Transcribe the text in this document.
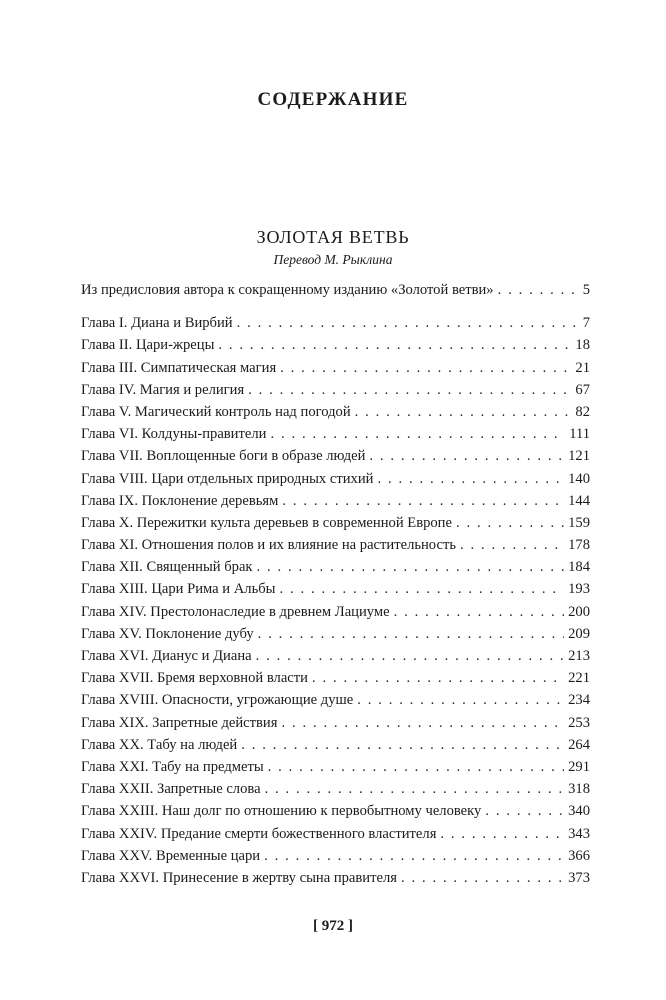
СОДЕРЖАНИЕ
ЗОЛОТАЯ ВЕТВЬ
Перевод М. Рыклина
Из предисловия автора к сокращенному изданию «Золотой ветви» . . .	5
Глава I. Диана и Вирбий . . .	7
Глава II. Цари-жрецы . . .	18
Глава III. Симпатическая магия . . .	21
Глава IV. Магия и религия . . .	67
Глава V. Магический контроль над погодой . . .	82
Глава VI. Колдуны-правители . . .	111
Глава VII. Воплощенные боги в образе людей . . .	121
Глава VIII. Цари отдельных природных стихий . . .	140
Глава IX. Поклонение деревьям . . .	144
Глава X. Пережитки культа деревьев в современной Европе . . .	159
Глава XI. Отношения полов и их влияние на растительность . . .	178
Глава XII. Священный брак . . .	184
Глава XIII. Цари Рима и Альбы . . .	193
Глава XIV. Престолонаследие в древнем Лациуме . . .	200
Глава XV. Поклонение дубу . . .	209
Глава XVI. Дианус и Диана . . .	213
Глава XVII. Бремя верховной власти . . .	221
Глава XVIII. Опасности, угрожающие душе . . .	234
Глава XIX. Запретные действия . . .	253
Глава XX. Табу на людей . . .	264
Глава XXI. Табу на предметы . . .	291
Глава XXII. Запретные слова . . .	318
Глава XXIII. Наш долг по отношению к первобытному человеку . . .	340
Глава XXIV. Предание смерти божественного властителя . . .	343
Глава XXV. Временные цари . . .	366
Глава XXVI. Принесение в жертву сына правителя . . .	373
[ 972 ]
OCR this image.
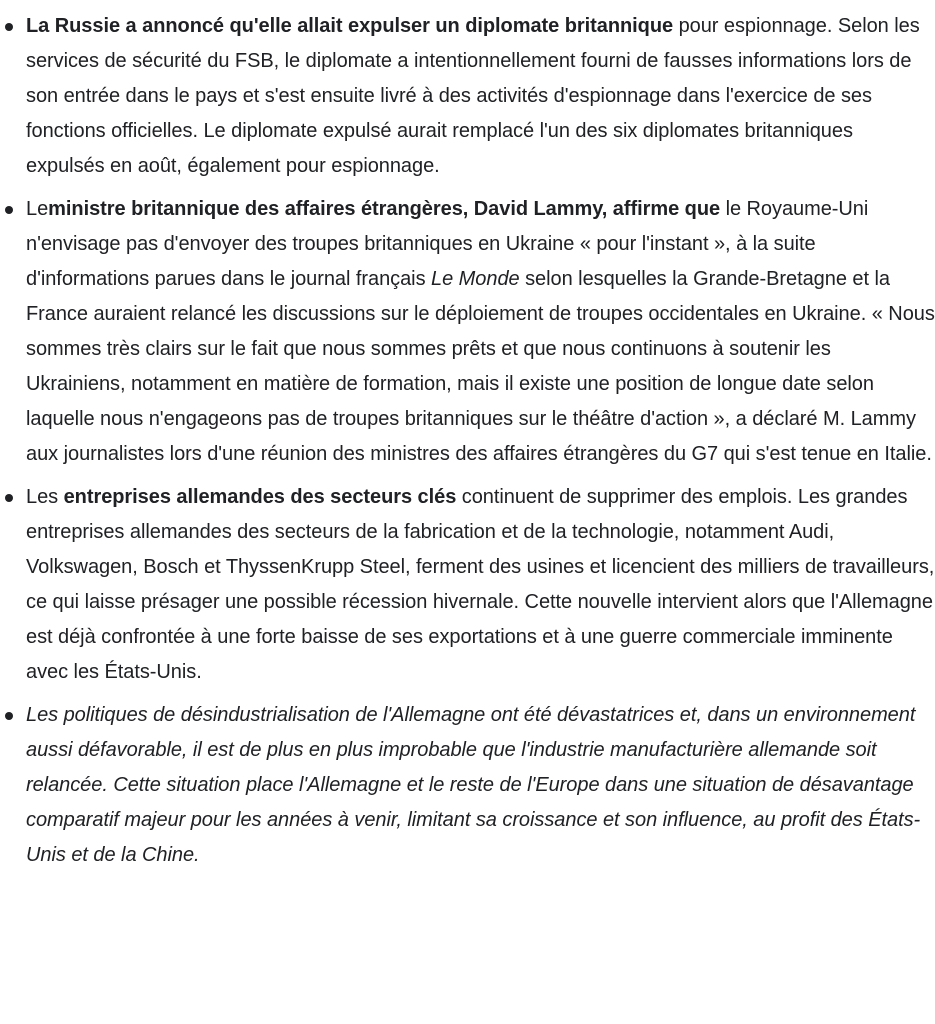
La Russie a annoncé qu'elle allait expulser un diplomate britannique pour espionnage. Selon les services de sécurité du FSB, le diplomate a intentionnellement fourni de fausses informations lors de son entrée dans le pays et s'est ensuite livré à des activités d'espionnage dans l'exercice de ses fonctions officielles. Le diplomate expulsé aurait remplacé l'un des six diplomates britanniques expulsés en août, également pour espionnage.
Leministre britannique des affaires étrangères, David Lammy, affirme que le Royaume-Uni n'envisage pas d'envoyer des troupes britanniques en Ukraine « pour l'instant », à la suite d'informations parues dans le journal français Le Monde selon lesquelles la Grande-Bretagne et la France auraient relancé les discussions sur le déploiement de troupes occidentales en Ukraine. « Nous sommes très clairs sur le fait que nous sommes prêts et que nous continuons à soutenir les Ukrainiens, notamment en matière de formation, mais il existe une position de longue date selon laquelle nous n'engageons pas de troupes britanniques sur le théâtre d'action », a déclaré M. Lammy aux journalistes lors d'une réunion des ministres des affaires étrangères du G7 qui s'est tenue en Italie.
Les entreprises allemandes des secteurs clés continuent de supprimer des emplois. Les grandes entreprises allemandes des secteurs de la fabrication et de la technologie, notamment Audi, Volkswagen, Bosch et ThyssenKrupp Steel, ferment des usines et licencient des milliers de travailleurs, ce qui laisse présager une possible récession hivernale. Cette nouvelle intervient alors que l'Allemagne est déjà confrontée à une forte baisse de ses exportations et à une guerre commerciale imminente avec les États-Unis.
Les politiques de désindustrialisation de l'Allemagne ont été dévastatrices et, dans un environnement aussi défavorable, il est de plus en plus improbable que l'industrie manufacturière allemande soit relancée. Cette situation place l'Allemagne et le reste de l'Europe dans une situation de désavantage comparatif majeur pour les années à venir, limitant sa croissance et son influence, au profit des États-Unis et de la Chine.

The problem:
Without including any pictures, please restate all the records exactly.

Final answer:
Transcribe the text in this document.
СОДЕРЖАНИЕ
ЗОЛОТАЯ ВЕТВЬ
Перевод М. Рыклина
Из предисловия автора к сокращенному изданию «Золотой ветви» . . .	5
Глава I. Диана и Вирбий . . .	7
Глава II. Цари-жрецы . . .	18
Глава III. Симпатическая магия . . .	21
Глава IV. Магия и религия . . .	67
Глава V. Магический контроль над погодой . . .	82
Глава VI. Колдуны-правители . . .	111
Глава VII. Воплощенные боги в образе людей . . .	121
Глава VIII. Цари отдельных природных стихий . . .	140
Глава IX. Поклонение деревьям . . .	144
Глава X. Пережитки культа деревьев в современной Европе . . .	159
Глава XI. Отношения полов и их влияние на растительность . . .	178
Глава XII. Священный брак . . .	184
Глава XIII. Цари Рима и Альбы . . .	193
Глава XIV. Престолонаследие в древнем Лациуме . . .	200
Глава XV. Поклонение дубу . . .	209
Глава XVI. Дианус и Диана . . .	213
Глава XVII. Бремя верховной власти . . .	221
Глава XVIII. Опасности, угрожающие душе . . .	234
Глава XIX. Запретные действия . . .	253
Глава XX. Табу на людей . . .	264
Глава XXI. Табу на предметы . . .	291
Глава XXII. Запретные слова . . .	318
Глава XXIII. Наш долг по отношению к первобытному человеку . . .	340
Глава XXIV. Предание смерти божественного властителя . . .	343
Глава XXV. Временные цари . . .	366
Глава XXVI. Принесение в жертву сына правителя . . .	373
[ 972 ]
OCR this image.
La Russie a annoncé qu'elle allait expulser un diplomate britannique pour espionnage. Selon les services de sécurité du FSB, le diplomate a intentionnellement fourni de fausses informations lors de son entrée dans le pays et s'est ensuite livré à des activités d'espionnage dans l'exercice de ses fonctions officielles. Le diplomate expulsé aurait remplacé l'un des six diplomates britanniques expulsés en août, également pour espionnage.
Leministre britannique des affaires étrangères, David Lammy, affirme que le Royaume-Uni n'envisage pas d'envoyer des troupes britanniques en Ukraine « pour l'instant », à la suite d'informations parues dans le journal français Le Monde selon lesquelles la Grande-Bretagne et la France auraient relancé les discussions sur le déploiement de troupes occidentales en Ukraine. « Nous sommes très clairs sur le fait que nous sommes prêts et que nous continuons à soutenir les Ukrainiens, notamment en matière de formation, mais il existe une position de longue date selon laquelle nous n'engageons pas de troupes britanniques sur le théâtre d'action », a déclaré M. Lammy aux journalistes lors d'une réunion des ministres des affaires étrangères du G7 qui s'est tenue en Italie.
Les entreprises allemandes des secteurs clés continuent de supprimer des emplois. Les grandes entreprises allemandes des secteurs de la fabrication et de la technologie, notamment Audi, Volkswagen, Bosch et ThyssenKrupp Steel, ferment des usines et licencient des milliers de travailleurs, ce qui laisse présager une possible récession hivernale. Cette nouvelle intervient alors que l'Allemagne est déjà confrontée à une forte baisse de ses exportations et à une guerre commerciale imminente avec les États-Unis.
Les politiques de désindustrialisation de l'Allemagne ont été dévastatrices et, dans un environnement aussi défavorable, il est de plus en plus improbable que l'industrie manufacturière allemande soit relancée. Cette situation place l'Allemagne et le reste de l'Europe dans une situation de désavantage comparatif majeur pour les années à venir, limitant sa croissance et son influence, au profit des États-Unis et de la Chine.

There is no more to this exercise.